* **Stored data**:
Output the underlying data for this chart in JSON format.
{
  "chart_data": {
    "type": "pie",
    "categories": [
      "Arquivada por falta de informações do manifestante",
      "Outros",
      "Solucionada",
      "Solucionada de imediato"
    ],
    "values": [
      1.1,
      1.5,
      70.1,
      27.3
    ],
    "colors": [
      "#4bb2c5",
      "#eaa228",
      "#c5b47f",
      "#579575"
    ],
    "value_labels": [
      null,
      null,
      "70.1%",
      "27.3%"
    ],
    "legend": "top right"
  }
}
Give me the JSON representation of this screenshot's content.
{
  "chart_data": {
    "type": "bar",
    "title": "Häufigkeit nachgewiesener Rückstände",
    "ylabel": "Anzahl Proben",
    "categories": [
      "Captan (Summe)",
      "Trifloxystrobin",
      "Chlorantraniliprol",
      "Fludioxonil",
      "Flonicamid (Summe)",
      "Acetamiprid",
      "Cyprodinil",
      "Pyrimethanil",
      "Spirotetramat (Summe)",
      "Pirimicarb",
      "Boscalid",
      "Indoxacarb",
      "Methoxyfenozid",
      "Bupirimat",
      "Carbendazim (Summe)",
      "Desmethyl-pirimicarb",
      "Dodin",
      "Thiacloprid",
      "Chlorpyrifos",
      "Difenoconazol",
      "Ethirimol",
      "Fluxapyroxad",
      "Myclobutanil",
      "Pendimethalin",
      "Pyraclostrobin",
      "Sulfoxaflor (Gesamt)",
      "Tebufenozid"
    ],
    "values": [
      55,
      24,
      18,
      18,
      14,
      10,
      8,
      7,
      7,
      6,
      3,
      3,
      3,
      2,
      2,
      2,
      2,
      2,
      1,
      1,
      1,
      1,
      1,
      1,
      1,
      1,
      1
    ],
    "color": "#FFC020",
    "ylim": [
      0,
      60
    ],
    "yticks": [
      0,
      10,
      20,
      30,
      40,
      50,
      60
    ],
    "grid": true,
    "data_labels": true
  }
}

* **Short exercise**:
Examine the listing and say how many of its lines contain the string "this". Give the number alone.

* **Expected answer**:
2